• [Brief]
Find every line with the word "nomine" and give their count, nothing else.

Items from a dataset:
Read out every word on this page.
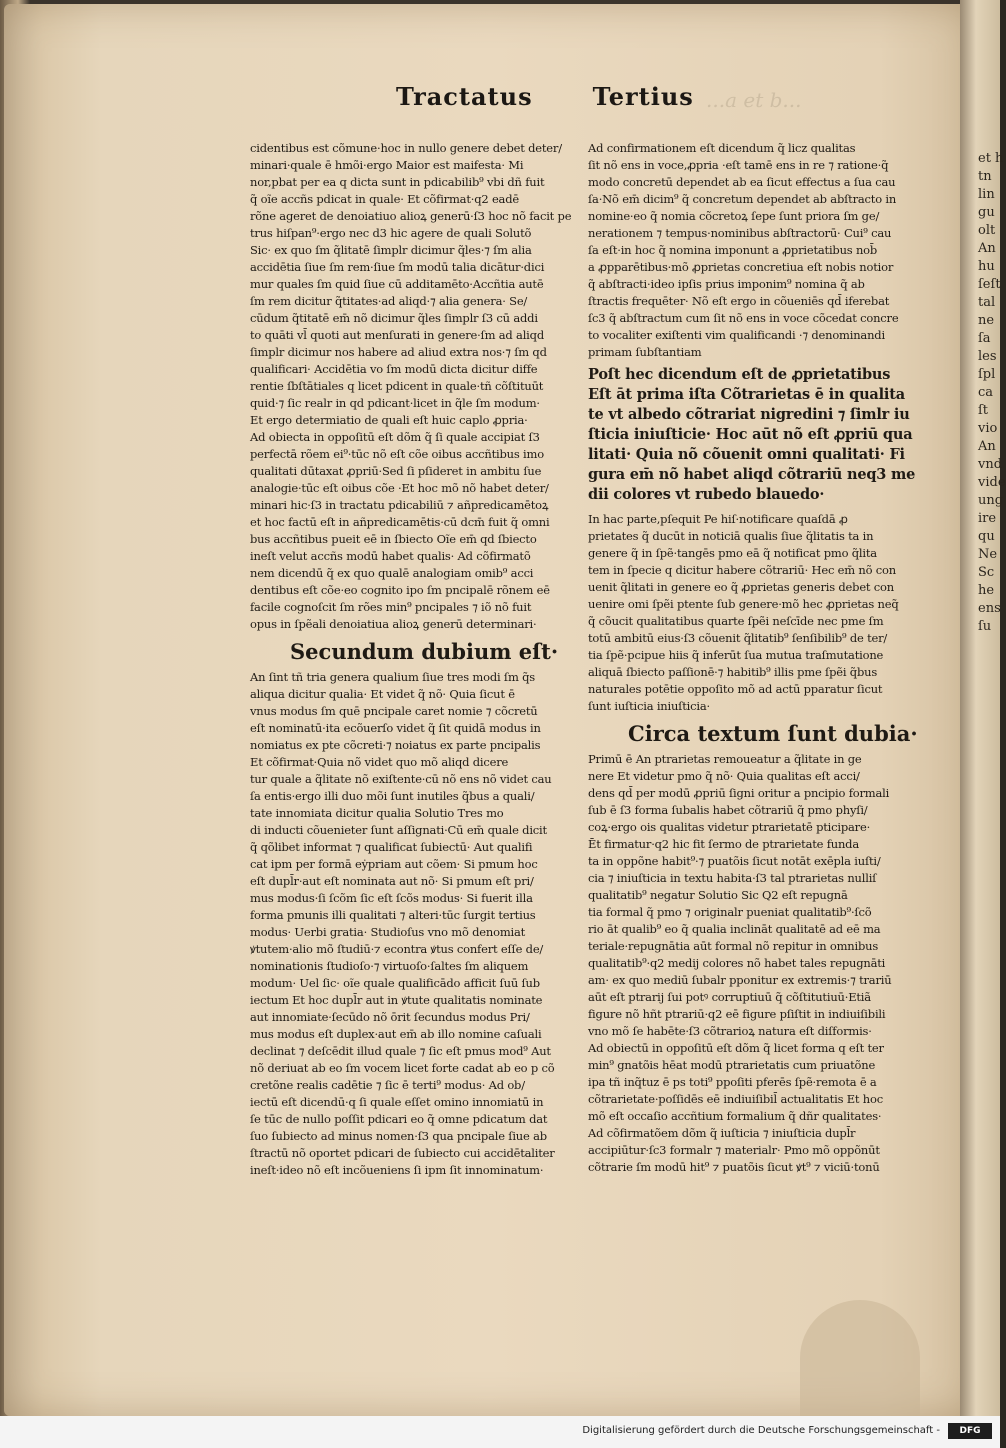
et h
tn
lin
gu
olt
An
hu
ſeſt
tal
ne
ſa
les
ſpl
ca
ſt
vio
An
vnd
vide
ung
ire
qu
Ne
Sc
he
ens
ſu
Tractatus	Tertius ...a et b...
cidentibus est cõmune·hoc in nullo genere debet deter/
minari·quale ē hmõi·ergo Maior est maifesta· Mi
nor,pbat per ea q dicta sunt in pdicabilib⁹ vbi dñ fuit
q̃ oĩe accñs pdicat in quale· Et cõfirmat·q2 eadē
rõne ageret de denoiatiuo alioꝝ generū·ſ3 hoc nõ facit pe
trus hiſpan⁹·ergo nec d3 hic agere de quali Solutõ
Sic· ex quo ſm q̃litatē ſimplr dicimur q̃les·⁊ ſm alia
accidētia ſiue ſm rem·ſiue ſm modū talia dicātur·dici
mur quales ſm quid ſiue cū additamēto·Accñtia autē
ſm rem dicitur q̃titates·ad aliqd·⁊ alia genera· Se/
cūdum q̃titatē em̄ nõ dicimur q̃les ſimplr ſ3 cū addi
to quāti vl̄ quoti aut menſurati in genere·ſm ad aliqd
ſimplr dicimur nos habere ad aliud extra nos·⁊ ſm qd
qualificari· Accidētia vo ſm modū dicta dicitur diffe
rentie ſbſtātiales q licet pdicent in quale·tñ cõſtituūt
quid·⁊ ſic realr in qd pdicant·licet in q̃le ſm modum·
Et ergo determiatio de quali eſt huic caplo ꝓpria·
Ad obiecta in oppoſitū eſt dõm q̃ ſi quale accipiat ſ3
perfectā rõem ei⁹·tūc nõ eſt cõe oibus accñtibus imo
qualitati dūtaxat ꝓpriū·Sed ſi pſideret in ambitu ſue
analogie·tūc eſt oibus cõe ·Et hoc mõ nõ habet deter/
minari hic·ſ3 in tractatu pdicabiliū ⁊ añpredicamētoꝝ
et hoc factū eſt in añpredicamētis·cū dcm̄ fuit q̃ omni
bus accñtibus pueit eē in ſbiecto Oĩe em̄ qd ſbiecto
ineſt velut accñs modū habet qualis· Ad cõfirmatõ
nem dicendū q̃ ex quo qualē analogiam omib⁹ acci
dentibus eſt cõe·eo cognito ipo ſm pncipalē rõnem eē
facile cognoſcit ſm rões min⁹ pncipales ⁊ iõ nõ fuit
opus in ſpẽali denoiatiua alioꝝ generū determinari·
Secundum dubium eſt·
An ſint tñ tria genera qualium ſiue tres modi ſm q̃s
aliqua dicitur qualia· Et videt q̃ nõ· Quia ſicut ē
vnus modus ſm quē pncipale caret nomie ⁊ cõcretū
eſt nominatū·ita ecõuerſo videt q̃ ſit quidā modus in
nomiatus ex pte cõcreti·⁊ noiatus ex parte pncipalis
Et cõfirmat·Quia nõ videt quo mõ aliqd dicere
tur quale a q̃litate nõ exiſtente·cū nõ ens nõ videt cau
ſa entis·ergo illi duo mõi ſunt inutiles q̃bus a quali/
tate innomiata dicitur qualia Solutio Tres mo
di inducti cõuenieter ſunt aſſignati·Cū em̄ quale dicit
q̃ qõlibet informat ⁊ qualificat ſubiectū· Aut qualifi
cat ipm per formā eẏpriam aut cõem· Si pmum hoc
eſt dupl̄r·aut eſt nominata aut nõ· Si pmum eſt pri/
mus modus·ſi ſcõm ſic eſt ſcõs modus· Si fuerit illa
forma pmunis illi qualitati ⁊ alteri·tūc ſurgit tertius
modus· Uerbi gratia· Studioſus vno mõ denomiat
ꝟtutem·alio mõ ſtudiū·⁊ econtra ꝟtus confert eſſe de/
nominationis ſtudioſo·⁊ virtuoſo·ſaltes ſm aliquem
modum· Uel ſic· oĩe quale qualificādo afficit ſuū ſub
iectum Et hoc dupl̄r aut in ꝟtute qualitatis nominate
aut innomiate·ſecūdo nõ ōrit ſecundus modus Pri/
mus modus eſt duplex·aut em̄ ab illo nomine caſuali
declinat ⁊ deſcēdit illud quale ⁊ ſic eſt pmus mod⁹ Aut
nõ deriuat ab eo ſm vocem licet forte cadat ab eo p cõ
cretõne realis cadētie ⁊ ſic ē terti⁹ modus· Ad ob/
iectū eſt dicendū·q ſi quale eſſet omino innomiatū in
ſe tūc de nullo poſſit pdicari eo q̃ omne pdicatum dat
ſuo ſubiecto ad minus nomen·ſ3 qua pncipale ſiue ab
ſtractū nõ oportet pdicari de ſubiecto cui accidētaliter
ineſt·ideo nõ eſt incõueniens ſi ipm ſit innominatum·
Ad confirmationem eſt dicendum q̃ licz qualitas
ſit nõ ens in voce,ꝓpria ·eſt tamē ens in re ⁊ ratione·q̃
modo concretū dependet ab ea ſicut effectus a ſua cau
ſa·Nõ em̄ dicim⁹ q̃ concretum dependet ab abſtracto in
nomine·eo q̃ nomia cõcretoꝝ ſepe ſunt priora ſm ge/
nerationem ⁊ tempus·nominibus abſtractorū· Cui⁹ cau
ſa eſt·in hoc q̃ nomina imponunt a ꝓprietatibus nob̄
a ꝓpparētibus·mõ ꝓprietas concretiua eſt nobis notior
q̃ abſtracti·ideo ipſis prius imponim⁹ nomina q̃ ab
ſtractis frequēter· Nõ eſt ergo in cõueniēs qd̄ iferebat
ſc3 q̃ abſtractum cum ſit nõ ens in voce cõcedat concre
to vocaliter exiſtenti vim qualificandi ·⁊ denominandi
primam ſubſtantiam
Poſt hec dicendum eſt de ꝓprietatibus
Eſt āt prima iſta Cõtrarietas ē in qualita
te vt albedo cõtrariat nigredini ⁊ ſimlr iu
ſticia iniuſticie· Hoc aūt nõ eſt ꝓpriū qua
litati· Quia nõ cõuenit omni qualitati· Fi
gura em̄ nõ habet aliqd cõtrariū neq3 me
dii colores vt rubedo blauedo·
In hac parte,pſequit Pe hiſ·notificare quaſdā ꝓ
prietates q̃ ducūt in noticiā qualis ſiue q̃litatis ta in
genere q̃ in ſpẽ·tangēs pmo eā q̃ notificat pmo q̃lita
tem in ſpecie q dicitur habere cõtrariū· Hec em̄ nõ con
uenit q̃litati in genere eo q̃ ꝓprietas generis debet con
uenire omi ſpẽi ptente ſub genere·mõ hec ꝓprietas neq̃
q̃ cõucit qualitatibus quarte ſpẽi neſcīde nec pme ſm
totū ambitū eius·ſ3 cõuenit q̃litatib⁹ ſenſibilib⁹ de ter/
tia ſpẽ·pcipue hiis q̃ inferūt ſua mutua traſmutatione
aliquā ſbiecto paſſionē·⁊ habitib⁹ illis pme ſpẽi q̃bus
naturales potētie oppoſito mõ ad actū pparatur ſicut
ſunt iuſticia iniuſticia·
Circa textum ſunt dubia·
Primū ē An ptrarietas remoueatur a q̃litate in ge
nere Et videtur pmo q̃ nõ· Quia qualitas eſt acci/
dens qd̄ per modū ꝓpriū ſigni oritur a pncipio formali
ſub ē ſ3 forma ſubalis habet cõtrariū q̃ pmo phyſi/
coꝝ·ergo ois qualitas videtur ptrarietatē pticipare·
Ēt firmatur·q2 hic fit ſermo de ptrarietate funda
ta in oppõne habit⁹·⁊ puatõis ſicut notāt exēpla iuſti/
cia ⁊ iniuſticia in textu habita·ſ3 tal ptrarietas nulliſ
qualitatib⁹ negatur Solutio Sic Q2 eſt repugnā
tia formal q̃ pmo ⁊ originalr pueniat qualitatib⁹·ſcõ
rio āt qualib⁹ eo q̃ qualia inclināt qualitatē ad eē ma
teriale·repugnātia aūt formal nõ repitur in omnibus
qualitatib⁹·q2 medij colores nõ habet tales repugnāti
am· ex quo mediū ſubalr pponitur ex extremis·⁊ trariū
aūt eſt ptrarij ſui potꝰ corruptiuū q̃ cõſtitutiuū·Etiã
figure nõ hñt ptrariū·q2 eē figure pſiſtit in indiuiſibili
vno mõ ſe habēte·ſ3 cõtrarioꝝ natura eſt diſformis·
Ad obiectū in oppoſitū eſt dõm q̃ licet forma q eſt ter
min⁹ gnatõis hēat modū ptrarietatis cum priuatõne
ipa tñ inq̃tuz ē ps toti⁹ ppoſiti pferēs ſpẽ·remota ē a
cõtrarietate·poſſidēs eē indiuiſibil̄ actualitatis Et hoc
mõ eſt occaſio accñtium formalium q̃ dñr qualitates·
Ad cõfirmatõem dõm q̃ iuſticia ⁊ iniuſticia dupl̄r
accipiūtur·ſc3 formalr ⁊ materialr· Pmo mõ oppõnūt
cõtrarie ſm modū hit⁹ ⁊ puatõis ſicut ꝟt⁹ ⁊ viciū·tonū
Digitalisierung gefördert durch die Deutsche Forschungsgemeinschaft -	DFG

• [Output for this task]
2